**SHORT PROBLEM**:
State how many lines hold the word "name", with no other words.

___ INPUT ROWS ___

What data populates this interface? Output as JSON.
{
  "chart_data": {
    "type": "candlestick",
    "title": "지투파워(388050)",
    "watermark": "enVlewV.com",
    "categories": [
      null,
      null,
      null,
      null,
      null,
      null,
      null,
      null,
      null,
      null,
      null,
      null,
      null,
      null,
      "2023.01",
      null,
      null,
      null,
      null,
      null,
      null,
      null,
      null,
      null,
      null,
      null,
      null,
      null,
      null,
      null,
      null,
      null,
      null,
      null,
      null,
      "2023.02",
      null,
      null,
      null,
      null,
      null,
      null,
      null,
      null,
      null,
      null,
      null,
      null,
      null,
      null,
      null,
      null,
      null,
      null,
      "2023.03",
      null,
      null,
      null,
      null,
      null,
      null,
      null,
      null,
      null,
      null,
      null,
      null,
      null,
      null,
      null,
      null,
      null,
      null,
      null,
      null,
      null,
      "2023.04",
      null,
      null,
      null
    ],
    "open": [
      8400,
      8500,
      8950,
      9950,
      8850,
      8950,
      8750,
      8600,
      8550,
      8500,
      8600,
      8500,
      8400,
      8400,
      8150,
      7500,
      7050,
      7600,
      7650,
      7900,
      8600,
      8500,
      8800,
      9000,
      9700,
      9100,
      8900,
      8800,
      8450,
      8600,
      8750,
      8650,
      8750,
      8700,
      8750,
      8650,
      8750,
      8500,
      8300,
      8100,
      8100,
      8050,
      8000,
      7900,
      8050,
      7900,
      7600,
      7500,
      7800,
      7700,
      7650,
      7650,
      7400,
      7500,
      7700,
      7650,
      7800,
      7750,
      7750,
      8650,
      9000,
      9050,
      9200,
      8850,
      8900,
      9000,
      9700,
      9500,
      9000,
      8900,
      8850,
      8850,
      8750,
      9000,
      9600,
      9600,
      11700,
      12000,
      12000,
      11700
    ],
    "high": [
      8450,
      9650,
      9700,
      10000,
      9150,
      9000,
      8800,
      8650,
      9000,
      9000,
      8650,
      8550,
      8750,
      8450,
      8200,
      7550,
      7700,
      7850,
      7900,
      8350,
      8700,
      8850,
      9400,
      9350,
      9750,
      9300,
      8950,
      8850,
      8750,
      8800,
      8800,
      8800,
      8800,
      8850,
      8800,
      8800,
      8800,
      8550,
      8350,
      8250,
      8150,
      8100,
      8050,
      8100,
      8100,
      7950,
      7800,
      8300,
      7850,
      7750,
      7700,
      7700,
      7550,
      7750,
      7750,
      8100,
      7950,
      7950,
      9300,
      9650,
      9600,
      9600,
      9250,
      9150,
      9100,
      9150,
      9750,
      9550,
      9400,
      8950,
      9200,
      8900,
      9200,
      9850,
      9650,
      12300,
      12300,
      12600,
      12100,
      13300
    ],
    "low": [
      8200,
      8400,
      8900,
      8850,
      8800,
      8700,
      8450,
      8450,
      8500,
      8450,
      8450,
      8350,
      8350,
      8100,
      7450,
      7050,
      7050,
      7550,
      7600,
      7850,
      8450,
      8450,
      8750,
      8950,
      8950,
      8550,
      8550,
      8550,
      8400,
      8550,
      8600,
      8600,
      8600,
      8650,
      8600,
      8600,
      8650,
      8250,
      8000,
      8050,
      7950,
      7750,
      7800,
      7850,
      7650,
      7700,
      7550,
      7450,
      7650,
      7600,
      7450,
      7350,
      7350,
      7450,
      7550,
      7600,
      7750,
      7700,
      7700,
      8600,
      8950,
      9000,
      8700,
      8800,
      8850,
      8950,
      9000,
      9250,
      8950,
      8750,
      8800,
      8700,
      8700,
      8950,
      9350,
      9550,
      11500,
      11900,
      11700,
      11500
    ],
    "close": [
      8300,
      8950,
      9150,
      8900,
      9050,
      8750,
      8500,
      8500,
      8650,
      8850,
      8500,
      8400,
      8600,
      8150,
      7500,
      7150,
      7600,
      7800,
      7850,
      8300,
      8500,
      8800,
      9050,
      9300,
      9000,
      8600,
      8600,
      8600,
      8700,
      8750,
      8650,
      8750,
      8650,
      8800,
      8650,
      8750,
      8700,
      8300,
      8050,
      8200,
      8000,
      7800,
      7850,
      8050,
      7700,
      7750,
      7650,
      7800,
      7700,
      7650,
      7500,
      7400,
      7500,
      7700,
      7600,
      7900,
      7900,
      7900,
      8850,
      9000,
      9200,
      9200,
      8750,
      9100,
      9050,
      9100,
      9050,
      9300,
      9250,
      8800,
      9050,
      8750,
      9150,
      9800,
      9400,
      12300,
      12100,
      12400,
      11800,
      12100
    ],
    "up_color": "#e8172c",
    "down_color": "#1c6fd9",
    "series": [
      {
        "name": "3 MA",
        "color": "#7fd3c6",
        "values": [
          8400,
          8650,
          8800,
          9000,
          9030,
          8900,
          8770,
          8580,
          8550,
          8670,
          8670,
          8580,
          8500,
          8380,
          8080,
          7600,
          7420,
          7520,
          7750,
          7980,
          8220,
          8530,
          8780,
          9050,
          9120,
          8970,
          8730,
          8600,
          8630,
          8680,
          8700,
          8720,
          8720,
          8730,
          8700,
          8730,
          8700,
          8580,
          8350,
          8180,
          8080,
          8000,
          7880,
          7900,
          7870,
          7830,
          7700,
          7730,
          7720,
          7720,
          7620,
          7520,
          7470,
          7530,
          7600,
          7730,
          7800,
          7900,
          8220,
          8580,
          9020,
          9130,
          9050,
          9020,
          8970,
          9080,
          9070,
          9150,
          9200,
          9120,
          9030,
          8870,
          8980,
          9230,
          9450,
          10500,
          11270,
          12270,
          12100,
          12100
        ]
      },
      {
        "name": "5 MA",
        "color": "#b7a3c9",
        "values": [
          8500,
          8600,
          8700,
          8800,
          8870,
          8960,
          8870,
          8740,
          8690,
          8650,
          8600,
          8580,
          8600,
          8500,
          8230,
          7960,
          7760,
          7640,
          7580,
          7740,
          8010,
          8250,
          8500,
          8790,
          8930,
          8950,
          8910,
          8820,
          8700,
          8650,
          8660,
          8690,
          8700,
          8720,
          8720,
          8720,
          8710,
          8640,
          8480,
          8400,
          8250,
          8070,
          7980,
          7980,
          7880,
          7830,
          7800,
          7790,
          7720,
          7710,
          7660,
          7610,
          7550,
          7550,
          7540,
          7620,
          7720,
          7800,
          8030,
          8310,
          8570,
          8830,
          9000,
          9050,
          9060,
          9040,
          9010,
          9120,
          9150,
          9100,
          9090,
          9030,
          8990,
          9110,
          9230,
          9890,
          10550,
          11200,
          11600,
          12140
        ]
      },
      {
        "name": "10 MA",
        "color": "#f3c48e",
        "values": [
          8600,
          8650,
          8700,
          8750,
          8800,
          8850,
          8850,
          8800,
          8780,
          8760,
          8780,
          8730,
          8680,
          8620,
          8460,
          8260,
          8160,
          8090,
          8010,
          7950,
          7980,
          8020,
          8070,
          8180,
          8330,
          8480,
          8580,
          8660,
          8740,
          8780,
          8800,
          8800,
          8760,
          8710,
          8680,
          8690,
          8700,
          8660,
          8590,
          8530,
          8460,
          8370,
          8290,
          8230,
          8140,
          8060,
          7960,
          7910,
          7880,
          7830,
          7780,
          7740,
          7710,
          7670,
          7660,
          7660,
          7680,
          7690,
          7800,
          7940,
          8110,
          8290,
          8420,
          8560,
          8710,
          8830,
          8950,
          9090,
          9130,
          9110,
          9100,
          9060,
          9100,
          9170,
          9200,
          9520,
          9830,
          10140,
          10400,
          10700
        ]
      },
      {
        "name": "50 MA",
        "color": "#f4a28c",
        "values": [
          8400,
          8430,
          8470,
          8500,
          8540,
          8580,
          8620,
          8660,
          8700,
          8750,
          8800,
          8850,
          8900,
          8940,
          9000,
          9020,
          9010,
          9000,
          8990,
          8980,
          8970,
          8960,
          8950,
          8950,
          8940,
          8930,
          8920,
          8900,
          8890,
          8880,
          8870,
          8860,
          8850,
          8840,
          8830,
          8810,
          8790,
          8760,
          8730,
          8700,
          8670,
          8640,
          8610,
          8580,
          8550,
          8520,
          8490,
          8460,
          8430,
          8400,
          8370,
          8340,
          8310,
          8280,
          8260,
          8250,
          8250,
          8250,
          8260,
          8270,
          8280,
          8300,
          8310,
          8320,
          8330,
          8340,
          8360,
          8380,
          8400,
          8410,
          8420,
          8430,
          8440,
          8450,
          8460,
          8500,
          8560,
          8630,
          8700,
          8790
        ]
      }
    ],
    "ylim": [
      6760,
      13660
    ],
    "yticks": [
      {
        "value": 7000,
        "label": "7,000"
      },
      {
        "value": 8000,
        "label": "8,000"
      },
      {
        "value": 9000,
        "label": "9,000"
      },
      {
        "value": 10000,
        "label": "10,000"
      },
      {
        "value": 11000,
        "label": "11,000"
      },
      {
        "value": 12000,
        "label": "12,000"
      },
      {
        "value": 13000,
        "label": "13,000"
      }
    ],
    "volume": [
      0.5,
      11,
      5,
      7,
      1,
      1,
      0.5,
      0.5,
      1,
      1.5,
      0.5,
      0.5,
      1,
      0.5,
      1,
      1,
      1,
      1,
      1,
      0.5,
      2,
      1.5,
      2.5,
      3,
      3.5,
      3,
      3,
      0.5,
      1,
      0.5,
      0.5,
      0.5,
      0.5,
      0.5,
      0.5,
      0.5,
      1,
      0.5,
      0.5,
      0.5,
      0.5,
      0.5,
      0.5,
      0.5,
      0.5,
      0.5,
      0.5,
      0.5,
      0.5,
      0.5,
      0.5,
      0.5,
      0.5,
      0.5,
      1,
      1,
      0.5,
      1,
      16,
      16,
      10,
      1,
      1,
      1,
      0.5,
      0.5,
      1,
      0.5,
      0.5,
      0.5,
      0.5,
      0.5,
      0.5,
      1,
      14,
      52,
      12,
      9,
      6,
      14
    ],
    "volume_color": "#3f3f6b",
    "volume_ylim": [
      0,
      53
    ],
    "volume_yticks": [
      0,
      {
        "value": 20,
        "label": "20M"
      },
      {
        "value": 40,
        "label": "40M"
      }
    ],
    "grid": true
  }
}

___

**CORRECT RESPONSE**:
4